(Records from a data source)
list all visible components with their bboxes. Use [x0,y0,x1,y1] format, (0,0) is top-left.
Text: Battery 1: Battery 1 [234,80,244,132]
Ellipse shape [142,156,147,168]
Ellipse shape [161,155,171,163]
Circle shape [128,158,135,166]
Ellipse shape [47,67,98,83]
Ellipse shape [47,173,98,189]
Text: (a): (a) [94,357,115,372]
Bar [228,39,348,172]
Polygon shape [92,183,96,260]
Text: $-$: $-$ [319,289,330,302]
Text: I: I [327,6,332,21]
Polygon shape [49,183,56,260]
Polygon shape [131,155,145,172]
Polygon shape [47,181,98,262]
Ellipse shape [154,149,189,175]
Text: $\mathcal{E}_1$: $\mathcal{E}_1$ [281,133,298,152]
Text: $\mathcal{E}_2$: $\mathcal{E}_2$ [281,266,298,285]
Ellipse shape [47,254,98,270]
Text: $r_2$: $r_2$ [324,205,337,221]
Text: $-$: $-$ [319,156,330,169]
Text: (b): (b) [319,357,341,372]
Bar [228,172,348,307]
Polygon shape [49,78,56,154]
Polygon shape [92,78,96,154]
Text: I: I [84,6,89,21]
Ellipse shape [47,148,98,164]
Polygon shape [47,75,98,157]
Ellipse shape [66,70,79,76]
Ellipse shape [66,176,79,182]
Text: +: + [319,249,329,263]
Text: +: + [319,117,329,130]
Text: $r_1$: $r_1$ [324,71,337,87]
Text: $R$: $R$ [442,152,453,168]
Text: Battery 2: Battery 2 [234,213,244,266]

**REQUEST:** Edit the listing above by replacing each "Ellipse shape" with "Oval shape" and leaving every other line and character unchanged.

**WORKED ANSWER:**
list all visible components with their bboxes. Use [x0,y0,x1,y1] format, (0,0) is top-left.
Text: Battery 1: Battery 1 [234,80,244,132]
Oval shape [142,156,147,168]
Oval shape [161,155,171,163]
Circle shape [128,158,135,166]
Oval shape [47,67,98,83]
Oval shape [47,173,98,189]
Text: (a): (a) [94,357,115,372]
Bar [228,39,348,172]
Polygon shape [92,183,96,260]
Text: $-$: $-$ [319,289,330,302]
Text: I: I [327,6,332,21]
Polygon shape [49,183,56,260]
Polygon shape [131,155,145,172]
Polygon shape [47,181,98,262]
Oval shape [154,149,189,175]
Text: $\mathcal{E}_1$: $\mathcal{E}_1$ [281,133,298,152]
Text: $\mathcal{E}_2$: $\mathcal{E}_2$ [281,266,298,285]
Oval shape [47,254,98,270]
Text: $r_2$: $r_2$ [324,205,337,221]
Text: $-$: $-$ [319,156,330,169]
Text: (b): (b) [319,357,341,372]
Bar [228,172,348,307]
Polygon shape [49,78,56,154]
Polygon shape [92,78,96,154]
Text: I: I [84,6,89,21]
Oval shape [47,148,98,164]
Polygon shape [47,75,98,157]
Oval shape [66,70,79,76]
Oval shape [66,176,79,182]
Text: +: + [319,249,329,263]
Text: +: + [319,117,329,130]
Text: $r_1$: $r_1$ [324,71,337,87]
Text: $R$: $R$ [442,152,453,168]
Text: Battery 2: Battery 2 [234,213,244,266]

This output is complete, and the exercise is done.